Written problem:
Exactly repeat the full listing that follows.

Data entries:
★ ★ ★ ★
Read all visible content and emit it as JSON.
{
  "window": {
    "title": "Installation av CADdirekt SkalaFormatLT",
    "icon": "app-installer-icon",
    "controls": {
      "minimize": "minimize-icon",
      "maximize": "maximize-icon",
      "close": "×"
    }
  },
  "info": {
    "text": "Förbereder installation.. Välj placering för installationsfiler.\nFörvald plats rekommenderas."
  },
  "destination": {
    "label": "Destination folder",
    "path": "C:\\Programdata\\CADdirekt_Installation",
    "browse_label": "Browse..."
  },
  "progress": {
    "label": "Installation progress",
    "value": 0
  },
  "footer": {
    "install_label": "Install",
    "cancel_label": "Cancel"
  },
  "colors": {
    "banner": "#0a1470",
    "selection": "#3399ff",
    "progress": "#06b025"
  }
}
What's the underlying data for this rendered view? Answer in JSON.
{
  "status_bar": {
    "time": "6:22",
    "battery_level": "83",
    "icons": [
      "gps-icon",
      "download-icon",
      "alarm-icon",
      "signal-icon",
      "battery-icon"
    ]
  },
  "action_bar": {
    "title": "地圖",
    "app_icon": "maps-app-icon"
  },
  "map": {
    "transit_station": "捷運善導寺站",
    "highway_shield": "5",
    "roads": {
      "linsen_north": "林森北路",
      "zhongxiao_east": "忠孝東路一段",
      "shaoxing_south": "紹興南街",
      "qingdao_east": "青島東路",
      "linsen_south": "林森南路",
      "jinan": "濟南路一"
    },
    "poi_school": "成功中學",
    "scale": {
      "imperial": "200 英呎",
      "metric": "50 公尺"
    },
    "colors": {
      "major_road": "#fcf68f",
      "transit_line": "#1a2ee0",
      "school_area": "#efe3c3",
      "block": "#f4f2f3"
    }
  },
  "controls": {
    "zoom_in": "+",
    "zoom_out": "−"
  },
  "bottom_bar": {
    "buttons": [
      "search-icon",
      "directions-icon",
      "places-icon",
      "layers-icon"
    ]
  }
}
★ ★ ★ ★
Task solution:
Read all visible content and emit it as JSON.
{
  "window": {
    "title": "Installation av CADdirekt SkalaFormatLT",
    "icon": "app-installer-icon",
    "controls": {
      "minimize": "minimize-icon",
      "maximize": "maximize-icon",
      "close": "×"
    }
  },
  "info": {
    "text": "Förbereder installation.. Välj placering för installationsfiler.\nFörvald plats rekommenderas."
  },
  "destination": {
    "label": "Destination folder",
    "path": "C:\\Programdata\\CADdirekt_Installation",
    "browse_label": "Browse..."
  },
  "progress": {
    "label": "Installation progress",
    "value": 0
  },
  "footer": {
    "install_label": "Install",
    "cancel_label": "Cancel"
  },
  "colors": {
    "banner": "#0a1470",
    "selection": "#3399ff",
    "progress": "#06b025"
  }
}
What's the underlying data for this rendered view? Answer in JSON.
{
  "status_bar": {
    "time": "6:22",
    "battery_level": "83",
    "icons": [
      "gps-icon",
      "download-icon",
      "alarm-icon",
      "signal-icon",
      "battery-icon"
    ]
  },
  "action_bar": {
    "title": "地圖",
    "app_icon": "maps-app-icon"
  },
  "map": {
    "transit_station": "捷運善導寺站",
    "highway_shield": "5",
    "roads": {
      "linsen_north": "林森北路",
      "zhongxiao_east": "忠孝東路一段",
      "shaoxing_south": "紹興南街",
      "qingdao_east": "青島東路",
      "linsen_south": "林森南路",
      "jinan": "濟南路一"
    },
    "poi_school": "成功中學",
    "scale": {
      "imperial": "200 英呎",
      "metric": "50 公尺"
    },
    "colors": {
      "major_road": "#fcf68f",
      "transit_line": "#1a2ee0",
      "school_area": "#efe3c3",
      "block": "#f4f2f3"
    }
  },
  "controls": {
    "zoom_in": "+",
    "zoom_out": "−"
  },
  "bottom_bar": {
    "buttons": [
      "search-icon",
      "directions-icon",
      "places-icon",
      "layers-icon"
    ]
  }
}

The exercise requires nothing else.